◆ Given instruction ◆
Write the material out again, line by line, exactly as it is.

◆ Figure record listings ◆
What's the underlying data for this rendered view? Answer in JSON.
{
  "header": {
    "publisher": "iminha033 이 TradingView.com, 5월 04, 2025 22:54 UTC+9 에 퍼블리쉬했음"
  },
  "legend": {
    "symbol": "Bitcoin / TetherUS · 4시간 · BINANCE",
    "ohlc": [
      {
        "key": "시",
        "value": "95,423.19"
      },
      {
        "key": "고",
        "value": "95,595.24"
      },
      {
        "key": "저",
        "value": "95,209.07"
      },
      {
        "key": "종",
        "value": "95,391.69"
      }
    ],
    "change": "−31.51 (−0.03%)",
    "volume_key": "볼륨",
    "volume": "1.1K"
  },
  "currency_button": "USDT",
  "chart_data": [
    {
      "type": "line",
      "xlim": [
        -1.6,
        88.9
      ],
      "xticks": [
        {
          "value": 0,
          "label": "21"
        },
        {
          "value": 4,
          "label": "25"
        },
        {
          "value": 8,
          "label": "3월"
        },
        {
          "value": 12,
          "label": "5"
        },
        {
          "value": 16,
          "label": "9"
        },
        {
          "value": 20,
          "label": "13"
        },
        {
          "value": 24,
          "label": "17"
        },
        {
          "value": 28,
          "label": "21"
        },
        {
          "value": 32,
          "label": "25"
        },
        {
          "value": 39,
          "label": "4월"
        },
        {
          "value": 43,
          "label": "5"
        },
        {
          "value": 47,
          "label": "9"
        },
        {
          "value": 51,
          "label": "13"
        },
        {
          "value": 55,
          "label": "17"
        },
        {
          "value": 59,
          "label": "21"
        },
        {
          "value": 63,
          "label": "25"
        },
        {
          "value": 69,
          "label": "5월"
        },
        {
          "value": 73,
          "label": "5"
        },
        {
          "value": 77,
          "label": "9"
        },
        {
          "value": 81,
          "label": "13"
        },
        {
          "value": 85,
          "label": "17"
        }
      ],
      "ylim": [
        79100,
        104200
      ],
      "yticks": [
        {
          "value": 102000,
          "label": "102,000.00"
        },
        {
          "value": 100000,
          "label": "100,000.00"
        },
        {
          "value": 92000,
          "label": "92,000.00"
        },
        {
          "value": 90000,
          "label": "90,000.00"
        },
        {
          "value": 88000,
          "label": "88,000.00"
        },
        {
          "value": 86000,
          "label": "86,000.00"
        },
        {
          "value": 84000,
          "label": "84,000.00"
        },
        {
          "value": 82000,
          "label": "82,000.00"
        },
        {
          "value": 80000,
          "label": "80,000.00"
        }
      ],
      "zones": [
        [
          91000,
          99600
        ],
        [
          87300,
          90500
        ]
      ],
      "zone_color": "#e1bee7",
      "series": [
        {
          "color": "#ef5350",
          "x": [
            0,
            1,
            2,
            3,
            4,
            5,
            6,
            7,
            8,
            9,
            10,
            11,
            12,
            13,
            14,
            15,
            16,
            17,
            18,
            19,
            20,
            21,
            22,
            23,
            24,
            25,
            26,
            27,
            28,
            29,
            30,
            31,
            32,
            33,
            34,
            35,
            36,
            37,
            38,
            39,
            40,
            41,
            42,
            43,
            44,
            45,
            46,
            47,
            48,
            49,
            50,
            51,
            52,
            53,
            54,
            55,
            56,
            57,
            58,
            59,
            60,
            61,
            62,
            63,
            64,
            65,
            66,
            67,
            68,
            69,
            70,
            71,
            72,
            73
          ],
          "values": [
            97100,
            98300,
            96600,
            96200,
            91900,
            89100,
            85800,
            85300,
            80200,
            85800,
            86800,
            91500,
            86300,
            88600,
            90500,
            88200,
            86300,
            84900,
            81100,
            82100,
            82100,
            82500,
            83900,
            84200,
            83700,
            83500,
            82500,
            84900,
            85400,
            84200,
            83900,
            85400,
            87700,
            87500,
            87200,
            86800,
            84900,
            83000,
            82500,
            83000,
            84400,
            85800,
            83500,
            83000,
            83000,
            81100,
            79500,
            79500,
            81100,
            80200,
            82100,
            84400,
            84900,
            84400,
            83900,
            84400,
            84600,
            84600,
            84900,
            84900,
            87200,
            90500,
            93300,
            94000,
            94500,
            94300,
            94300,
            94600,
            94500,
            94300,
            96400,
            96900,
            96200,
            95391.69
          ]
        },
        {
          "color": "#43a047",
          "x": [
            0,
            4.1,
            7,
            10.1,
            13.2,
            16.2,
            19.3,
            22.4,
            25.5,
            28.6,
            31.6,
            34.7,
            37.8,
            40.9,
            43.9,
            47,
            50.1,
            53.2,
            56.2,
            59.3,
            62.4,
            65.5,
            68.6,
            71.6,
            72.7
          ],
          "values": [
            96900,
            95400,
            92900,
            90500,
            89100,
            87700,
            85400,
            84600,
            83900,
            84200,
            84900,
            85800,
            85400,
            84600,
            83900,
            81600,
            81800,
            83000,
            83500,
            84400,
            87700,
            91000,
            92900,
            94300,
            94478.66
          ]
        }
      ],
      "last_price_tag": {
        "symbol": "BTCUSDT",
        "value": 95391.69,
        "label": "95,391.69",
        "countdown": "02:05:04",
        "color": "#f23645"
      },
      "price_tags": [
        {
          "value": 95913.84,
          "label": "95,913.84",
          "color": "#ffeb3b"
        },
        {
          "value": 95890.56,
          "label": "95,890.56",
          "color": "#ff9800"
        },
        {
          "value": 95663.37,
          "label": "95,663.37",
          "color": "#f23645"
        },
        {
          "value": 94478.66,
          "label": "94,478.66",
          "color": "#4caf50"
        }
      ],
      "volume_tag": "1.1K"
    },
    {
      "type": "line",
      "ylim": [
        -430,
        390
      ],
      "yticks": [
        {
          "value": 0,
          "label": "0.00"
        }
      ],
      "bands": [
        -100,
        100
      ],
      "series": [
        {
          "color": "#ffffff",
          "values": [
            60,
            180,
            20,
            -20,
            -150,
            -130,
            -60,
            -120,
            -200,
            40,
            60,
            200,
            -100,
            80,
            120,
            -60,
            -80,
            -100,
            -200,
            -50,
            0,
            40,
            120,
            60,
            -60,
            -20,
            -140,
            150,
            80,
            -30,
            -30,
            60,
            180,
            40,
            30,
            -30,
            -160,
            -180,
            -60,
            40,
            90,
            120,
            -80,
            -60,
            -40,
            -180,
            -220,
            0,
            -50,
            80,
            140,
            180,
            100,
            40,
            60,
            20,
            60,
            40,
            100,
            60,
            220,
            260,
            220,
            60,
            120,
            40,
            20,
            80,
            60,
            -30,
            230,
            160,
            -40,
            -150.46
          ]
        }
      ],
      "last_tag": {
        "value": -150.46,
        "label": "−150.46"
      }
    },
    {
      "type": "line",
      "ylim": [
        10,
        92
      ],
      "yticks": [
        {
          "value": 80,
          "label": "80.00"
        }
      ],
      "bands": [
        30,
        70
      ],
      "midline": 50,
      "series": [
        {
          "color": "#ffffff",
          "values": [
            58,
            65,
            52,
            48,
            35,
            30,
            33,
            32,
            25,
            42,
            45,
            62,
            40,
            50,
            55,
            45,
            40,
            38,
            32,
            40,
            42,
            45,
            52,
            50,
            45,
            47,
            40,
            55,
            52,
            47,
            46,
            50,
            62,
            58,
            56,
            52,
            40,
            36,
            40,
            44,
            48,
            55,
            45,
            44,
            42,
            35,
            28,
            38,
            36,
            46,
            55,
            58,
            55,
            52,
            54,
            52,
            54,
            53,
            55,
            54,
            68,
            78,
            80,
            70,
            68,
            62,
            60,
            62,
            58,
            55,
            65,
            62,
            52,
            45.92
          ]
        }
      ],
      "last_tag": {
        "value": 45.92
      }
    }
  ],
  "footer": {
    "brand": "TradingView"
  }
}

◆ Final answer ◆
What's the underlying data for this rendered view? Answer in JSON.
{
  "header": {
    "publisher": "iminha033 이 TradingView.com, 5월 04, 2025 22:54 UTC+9 에 퍼블리쉬했음"
  },
  "legend": {
    "symbol": "Bitcoin / TetherUS · 4시간 · BINANCE",
    "ohlc": [
      {
        "key": "시",
        "value": "95,423.19"
      },
      {
        "key": "고",
        "value": "95,595.24"
      },
      {
        "key": "저",
        "value": "95,209.07"
      },
      {
        "key": "종",
        "value": "95,391.69"
      }
    ],
    "change": "−31.51 (−0.03%)",
    "volume_key": "볼륨",
    "volume": "1.1K"
  },
  "currency_button": "USDT",
  "chart_data": [
    {
      "type": "line",
      "xlim": [
        -1.6,
        88.9
      ],
      "xticks": [
        {
          "value": 0,
          "label": "21"
        },
        {
          "value": 4,
          "label": "25"
        },
        {
          "value": 8,
          "label": "3월"
        },
        {
          "value": 12,
          "label": "5"
        },
        {
          "value": 16,
          "label": "9"
        },
        {
          "value": 20,
          "label": "13"
        },
        {
          "value": 24,
          "label": "17"
        },
        {
          "value": 28,
          "label": "21"
        },
        {
          "value": 32,
          "label": "25"
        },
        {
          "value": 39,
          "label": "4월"
        },
        {
          "value": 43,
          "label": "5"
        },
        {
          "value": 47,
          "label": "9"
        },
        {
          "value": 51,
          "label": "13"
        },
        {
          "value": 55,
          "label": "17"
        },
        {
          "value": 59,
          "label": "21"
        },
        {
          "value": 63,
          "label": "25"
        },
        {
          "value": 69,
          "label": "5월"
        },
        {
          "value": 73,
          "label": "5"
        },
        {
          "value": 77,
          "label": "9"
        },
        {
          "value": 81,
          "label": "13"
        },
        {
          "value": 85,
          "label": "17"
        }
      ],
      "ylim": [
        79100,
        104200
      ],
      "yticks": [
        {
          "value": 102000,
          "label": "102,000.00"
        },
        {
          "value": 100000,
          "label": "100,000.00"
        },
        {
          "value": 92000,
          "label": "92,000.00"
        },
        {
          "value": 90000,
          "label": "90,000.00"
        },
        {
          "value": 88000,
          "label": "88,000.00"
        },
        {
          "value": 86000,
          "label": "86,000.00"
        },
        {
          "value": 84000,
          "label": "84,000.00"
        },
        {
          "value": 82000,
          "label": "82,000.00"
        },
        {
          "value": 80000,
          "label": "80,000.00"
        }
      ],
      "zones": [
        [
          91000,
          99600
        ],
        [
          87300,
          90500
        ]
      ],
      "zone_color": "#e1bee7",
      "series": [
        {
          "color": "#ef5350",
          "x": [
            0,
            1,
            2,
            3,
            4,
            5,
            6,
            7,
            8,
            9,
            10,
            11,
            12,
            13,
            14,
            15,
            16,
            17,
            18,
            19,
            20,
            21,
            22,
            23,
            24,
            25,
            26,
            27,
            28,
            29,
            30,
            31,
            32,
            33,
            34,
            35,
            36,
            37,
            38,
            39,
            40,
            41,
            42,
            43,
            44,
            45,
            46,
            47,
            48,
            49,
            50,
            51,
            52,
            53,
            54,
            55,
            56,
            57,
            58,
            59,
            60,
            61,
            62,
            63,
            64,
            65,
            66,
            67,
            68,
            69,
            70,
            71,
            72,
            73
          ],
          "values": [
            97100,
            98300,
            96600,
            96200,
            91900,
            89100,
            85800,
            85300,
            80200,
            85800,
            86800,
            91500,
            86300,
            88600,
            90500,
            88200,
            86300,
            84900,
            81100,
            82100,
            82100,
            82500,
            83900,
            84200,
            83700,
            83500,
            82500,
            84900,
            85400,
            84200,
            83900,
            85400,
            87700,
            87500,
            87200,
            86800,
            84900,
            83000,
            82500,
            83000,
            84400,
            85800,
            83500,
            83000,
            83000,
            81100,
            79500,
            79500,
            81100,
            80200,
            82100,
            84400,
            84900,
            84400,
            83900,
            84400,
            84600,
            84600,
            84900,
            84900,
            87200,
            90500,
            93300,
            94000,
            94500,
            94300,
            94300,
            94600,
            94500,
            94300,
            96400,
            96900,
            96200,
            95391.69
          ]
        },
        {
          "color": "#43a047",
          "x": [
            0,
            4.1,
            7,
            10.1,
            13.2,
            16.2,
            19.3,
            22.4,
            25.5,
            28.6,
            31.6,
            34.7,
            37.8,
            40.9,
            43.9,
            47,
            50.1,
            53.2,
            56.2,
            59.3,
            62.4,
            65.5,
            68.6,
            71.6,
            72.7
          ],
          "values": [
            96900,
            95400,
            92900,
            90500,
            89100,
            87700,
            85400,
            84600,
            83900,
            84200,
            84900,
            85800,
            85400,
            84600,
            83900,
            81600,
            81800,
            83000,
            83500,
            84400,
            87700,
            91000,
            92900,
            94300,
            94478.66
          ]
        }
      ],
      "last_price_tag": {
        "symbol": "BTCUSDT",
        "value": 95391.69,
        "label": "95,391.69",
        "countdown": "02:05:04",
        "color": "#f23645"
      },
      "price_tags": [
        {
          "value": 95913.84,
          "label": "95,913.84",
          "color": "#ffeb3b"
        },
        {
          "value": 95890.56,
          "label": "95,890.56",
          "color": "#ff9800"
        },
        {
          "value": 95663.37,
          "label": "95,663.37",
          "color": "#f23645"
        },
        {
          "value": 94478.66,
          "label": "94,478.66",
          "color": "#4caf50"
        }
      ],
      "volume_tag": "1.1K"
    },
    {
      "type": "line",
      "ylim": [
        -430,
        390
      ],
      "yticks": [
        {
          "value": 0,
          "label": "0.00"
        }
      ],
      "bands": [
        -100,
        100
      ],
      "series": [
        {
          "color": "#ffffff",
          "values": [
            60,
            180,
            20,
            -20,
            -150,
            -130,
            -60,
            -120,
            -200,
            40,
            60,
            200,
            -100,
            80,
            120,
            -60,
            -80,
            -100,
            -200,
            -50,
            0,
            40,
            120,
            60,
            -60,
            -20,
            -140,
            150,
            80,
            -30,
            -30,
            60,
            180,
            40,
            30,
            -30,
            -160,
            -180,
            -60,
            40,
            90,
            120,
            -80,
            -60,
            -40,
            -180,
            -220,
            0,
            -50,
            80,
            140,
            180,
            100,
            40,
            60,
            20,
            60,
            40,
            100,
            60,
            220,
            260,
            220,
            60,
            120,
            40,
            20,
            80,
            60,
            -30,
            230,
            160,
            -40,
            -150.46
          ]
        }
      ],
      "last_tag": {
        "value": -150.46,
        "label": "−150.46"
      }
    },
    {
      "type": "line",
      "ylim": [
        10,
        92
      ],
      "yticks": [
        {
          "value": 80,
          "label": "80.00"
        }
      ],
      "bands": [
        30,
        70
      ],
      "midline": 50,
      "series": [
        {
          "color": "#ffffff",
          "values": [
            58,
            65,
            52,
            48,
            35,
            30,
            33,
            32,
            25,
            42,
            45,
            62,
            40,
            50,
            55,
            45,
            40,
            38,
            32,
            40,
            42,
            45,
            52,
            50,
            45,
            47,
            40,
            55,
            52,
            47,
            46,
            50,
            62,
            58,
            56,
            52,
            40,
            36,
            40,
            44,
            48,
            55,
            45,
            44,
            42,
            35,
            28,
            38,
            36,
            46,
            55,
            58,
            55,
            52,
            54,
            52,
            54,
            53,
            55,
            54,
            68,
            78,
            80,
            70,
            68,
            62,
            60,
            62,
            58,
            55,
            65,
            62,
            52,
            45.92
          ]
        }
      ],
      "last_tag": {
        "value": 45.92
      }
    }
  ],
  "footer": {
    "brand": "TradingView"
  }
}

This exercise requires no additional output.